So, we turned to the people who know these gardens best — our very own Open Gardens members — to ask how they’re adapting. From the cool north to the sun-baked south, your answers painted a wonderfully varied picture of resilience, experimentation, and gentle reinvention.
From North to South— A Patchwork of Experience
In Central France, Nell from one of our Partner Gardens, (the Arbortum de la Sedelle) has been keeping a close eye on her trees. She’s noticed that oaks (Quercus robur) are suffering on shallow soils, while beeches (Fagus sylvatica) dislike the dry, low-humidity summers. Yet not all is lost — her maples are proving remarkably adaptable. She also reminds us that “good mulching is definitely a bonus to help young trees establish themselves and protect older ones.” It’s a quiet reminder that small, steady habits often make the biggest difference.
Christine from the Creuse, offers a designer’s eye. “Think about your lawn — do you need it?” she suggests. “Why not go Mediterranean, with gravel, rocks and repetition?” Her advice is practical and freeing: reduce the number of plant types, repeat what works, and mix in vegetables — “then you can water both!” She also recommends opening gardens later in the season, when the heat eases and the autumn light softens everything into gold.
Further west, Pat, now back in the UK but reflecting on her years in France, remembers losing delicate perennials such as astrantia, astilbe and alchemilla mollis to drought. “It will be relevant here too,” she adds — proof that these lessons cross borders as easily as garden seeds on the wind.
Down in the Dordogne, Sue Cleaver tends to a watermill garden that sits quite literally in the River Dronne. You might imagine it stays lush all year round — yet even there, she found the summer surprisingly dry. “Our kiwi bushes burnt, our acers dropped their leaves, but our yuccas thrived,” she says with a smile. She and her husband rely on the river’s natural silt to nourish the soil instead of mulching, allowing the floodwaters to do their work each winter.

• _Excerpted records_:
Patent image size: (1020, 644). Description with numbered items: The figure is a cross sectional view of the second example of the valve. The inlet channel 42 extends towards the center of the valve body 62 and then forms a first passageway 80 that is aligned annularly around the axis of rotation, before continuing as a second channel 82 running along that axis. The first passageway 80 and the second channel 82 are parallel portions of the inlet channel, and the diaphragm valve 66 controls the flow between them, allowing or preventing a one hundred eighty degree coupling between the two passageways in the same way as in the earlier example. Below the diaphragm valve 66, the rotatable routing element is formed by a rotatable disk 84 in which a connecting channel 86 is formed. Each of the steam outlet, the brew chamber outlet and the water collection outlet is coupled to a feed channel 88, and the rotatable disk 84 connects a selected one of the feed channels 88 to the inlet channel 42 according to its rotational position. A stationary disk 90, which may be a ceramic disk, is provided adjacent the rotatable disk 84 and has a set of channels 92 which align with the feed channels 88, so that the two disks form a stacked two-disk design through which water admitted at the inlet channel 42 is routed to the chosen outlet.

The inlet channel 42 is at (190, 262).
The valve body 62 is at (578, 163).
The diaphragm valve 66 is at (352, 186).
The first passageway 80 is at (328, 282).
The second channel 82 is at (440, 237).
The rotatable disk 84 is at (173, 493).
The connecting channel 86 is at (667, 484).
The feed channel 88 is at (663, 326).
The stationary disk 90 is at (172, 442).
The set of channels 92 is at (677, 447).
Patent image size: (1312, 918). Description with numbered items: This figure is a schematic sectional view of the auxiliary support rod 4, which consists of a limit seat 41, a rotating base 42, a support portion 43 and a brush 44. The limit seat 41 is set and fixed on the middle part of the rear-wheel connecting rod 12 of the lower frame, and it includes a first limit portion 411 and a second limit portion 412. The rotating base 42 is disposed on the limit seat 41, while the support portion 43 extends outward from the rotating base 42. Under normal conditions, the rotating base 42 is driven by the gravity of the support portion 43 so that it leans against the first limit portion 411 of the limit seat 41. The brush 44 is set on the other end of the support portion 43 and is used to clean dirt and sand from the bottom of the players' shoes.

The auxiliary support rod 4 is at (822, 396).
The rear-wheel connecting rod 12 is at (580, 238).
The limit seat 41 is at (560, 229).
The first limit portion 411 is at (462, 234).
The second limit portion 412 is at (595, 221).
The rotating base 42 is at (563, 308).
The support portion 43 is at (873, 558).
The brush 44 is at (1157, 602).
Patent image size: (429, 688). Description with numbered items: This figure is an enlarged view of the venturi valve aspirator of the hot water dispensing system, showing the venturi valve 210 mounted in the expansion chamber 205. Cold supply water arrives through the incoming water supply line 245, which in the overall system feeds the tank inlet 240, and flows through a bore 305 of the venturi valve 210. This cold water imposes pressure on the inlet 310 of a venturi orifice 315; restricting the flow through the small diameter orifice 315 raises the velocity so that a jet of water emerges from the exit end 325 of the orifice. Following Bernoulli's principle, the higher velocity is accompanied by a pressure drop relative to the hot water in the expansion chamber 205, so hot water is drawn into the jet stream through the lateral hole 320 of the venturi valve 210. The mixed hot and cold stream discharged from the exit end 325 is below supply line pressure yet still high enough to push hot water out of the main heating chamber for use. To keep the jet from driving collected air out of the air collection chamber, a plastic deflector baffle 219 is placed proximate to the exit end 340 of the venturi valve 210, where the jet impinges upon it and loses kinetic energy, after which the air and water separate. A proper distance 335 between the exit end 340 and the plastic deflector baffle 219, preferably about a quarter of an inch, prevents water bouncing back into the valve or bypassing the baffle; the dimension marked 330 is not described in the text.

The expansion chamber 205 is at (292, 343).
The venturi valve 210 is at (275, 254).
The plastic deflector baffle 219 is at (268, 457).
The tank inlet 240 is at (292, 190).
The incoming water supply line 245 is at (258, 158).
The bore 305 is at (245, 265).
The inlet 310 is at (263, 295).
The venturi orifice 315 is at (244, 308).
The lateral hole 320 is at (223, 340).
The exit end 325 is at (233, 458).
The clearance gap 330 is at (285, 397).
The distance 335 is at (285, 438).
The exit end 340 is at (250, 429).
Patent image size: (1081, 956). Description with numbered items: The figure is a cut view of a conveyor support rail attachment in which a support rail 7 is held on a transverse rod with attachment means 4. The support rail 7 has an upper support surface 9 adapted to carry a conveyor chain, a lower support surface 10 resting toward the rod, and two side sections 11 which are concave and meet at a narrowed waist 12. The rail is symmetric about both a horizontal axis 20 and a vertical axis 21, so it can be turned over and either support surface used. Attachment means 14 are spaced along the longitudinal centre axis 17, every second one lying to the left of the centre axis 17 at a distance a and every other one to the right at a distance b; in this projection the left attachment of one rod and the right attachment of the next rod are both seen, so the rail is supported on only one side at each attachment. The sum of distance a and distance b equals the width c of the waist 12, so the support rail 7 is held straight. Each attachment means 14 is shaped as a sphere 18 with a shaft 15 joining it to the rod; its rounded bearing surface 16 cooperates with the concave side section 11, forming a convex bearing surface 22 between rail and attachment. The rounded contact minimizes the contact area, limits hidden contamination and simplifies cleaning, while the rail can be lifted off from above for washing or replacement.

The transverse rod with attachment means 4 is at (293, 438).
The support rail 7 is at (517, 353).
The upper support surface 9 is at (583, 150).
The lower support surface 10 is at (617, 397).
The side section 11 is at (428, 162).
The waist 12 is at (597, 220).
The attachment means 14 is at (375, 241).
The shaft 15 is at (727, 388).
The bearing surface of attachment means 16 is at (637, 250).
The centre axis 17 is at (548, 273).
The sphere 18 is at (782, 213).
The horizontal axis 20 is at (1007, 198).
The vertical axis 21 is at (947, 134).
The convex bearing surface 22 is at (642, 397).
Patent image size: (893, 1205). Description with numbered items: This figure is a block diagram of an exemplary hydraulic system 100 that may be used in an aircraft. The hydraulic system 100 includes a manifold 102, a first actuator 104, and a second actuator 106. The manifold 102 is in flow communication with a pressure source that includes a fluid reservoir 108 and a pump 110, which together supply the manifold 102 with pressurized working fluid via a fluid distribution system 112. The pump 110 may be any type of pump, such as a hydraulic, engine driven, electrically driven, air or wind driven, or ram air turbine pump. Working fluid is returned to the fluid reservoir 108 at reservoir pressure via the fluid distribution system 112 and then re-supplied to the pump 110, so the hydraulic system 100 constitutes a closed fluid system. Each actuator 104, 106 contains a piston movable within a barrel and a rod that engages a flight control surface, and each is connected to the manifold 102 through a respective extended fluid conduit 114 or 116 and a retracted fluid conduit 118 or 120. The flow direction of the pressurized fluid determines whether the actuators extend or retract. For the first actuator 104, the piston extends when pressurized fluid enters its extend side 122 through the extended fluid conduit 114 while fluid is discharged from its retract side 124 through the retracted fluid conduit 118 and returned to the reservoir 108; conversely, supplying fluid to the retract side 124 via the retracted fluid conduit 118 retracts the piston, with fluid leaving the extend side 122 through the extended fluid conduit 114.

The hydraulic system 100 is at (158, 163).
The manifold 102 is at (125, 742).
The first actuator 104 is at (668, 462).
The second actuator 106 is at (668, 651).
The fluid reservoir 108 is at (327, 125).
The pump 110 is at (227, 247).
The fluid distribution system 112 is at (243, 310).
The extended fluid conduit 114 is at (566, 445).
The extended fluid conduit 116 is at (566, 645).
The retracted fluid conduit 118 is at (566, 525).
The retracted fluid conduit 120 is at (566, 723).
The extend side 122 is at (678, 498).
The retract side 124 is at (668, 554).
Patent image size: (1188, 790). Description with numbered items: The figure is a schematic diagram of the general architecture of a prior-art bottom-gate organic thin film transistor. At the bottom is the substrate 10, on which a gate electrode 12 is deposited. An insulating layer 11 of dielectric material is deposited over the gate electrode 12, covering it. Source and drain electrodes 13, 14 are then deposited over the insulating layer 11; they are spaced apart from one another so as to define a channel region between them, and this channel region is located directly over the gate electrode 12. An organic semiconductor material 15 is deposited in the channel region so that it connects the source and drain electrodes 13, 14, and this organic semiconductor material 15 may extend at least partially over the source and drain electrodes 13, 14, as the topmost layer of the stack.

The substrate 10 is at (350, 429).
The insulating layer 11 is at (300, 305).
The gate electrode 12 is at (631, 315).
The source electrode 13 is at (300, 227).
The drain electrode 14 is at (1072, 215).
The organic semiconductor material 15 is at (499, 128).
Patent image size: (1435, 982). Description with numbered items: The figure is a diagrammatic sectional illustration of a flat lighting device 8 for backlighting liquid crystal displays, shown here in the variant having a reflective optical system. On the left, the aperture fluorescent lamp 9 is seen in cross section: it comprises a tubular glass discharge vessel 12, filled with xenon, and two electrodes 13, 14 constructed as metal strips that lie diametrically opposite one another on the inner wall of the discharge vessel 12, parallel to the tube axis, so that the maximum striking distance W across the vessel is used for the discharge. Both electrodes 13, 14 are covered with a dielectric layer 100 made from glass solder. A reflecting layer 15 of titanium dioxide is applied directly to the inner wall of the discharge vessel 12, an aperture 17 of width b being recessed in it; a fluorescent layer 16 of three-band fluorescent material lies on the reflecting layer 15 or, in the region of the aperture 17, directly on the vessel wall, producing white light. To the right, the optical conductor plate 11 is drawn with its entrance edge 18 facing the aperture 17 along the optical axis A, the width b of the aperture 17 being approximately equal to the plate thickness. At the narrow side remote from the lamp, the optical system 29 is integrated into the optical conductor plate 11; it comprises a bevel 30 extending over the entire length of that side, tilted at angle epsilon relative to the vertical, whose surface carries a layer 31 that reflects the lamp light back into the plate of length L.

• _To be done_:
- A) In the passage on gardens in dry summers, what do Sue Cleaver and her husband rely on to nourish their soil instead of mulching?
- B) Continue the passage on gardens in dry summers, starting after its final sentence.
The entries are separate material and are unrelated to the passage on gardens in dry summers.

• _Responses in order_:
- A) They rely on the natural silt of the River Dronne, which the floodwaters deposit each winter.

- B)
Sue has also shared some beautiful photos of her garden — including one striking image of a wooden bench half-submerged in floodwater. It perfectly captures the contrasts of a changing climate: tranquillity and turbulence side by side, nature reminding us who’s in charge.
In Provence, Nicky faces the opposite challenge. Her garden lies on former marshland with a river running alongside it — the water table sits barely a metre below the surface. Despite searing summer heat, most plants coped without watering, though torrential rains later flooded the ground. Even a brief “mini-tornado” swept through, felling a tall poplar. “So not really much of an issue with climate change — for the moment,” she notes wryly.
Jackie and Len share their clear winners and losers: verbena bonariensis, gaura, rosa rugosa, agapanthus and lavender all thrived, while roses, echinacea and buddleja struggled. Their planting tip is simple — September to October is the sweet spot, when the soil is still warm but the air has cooled.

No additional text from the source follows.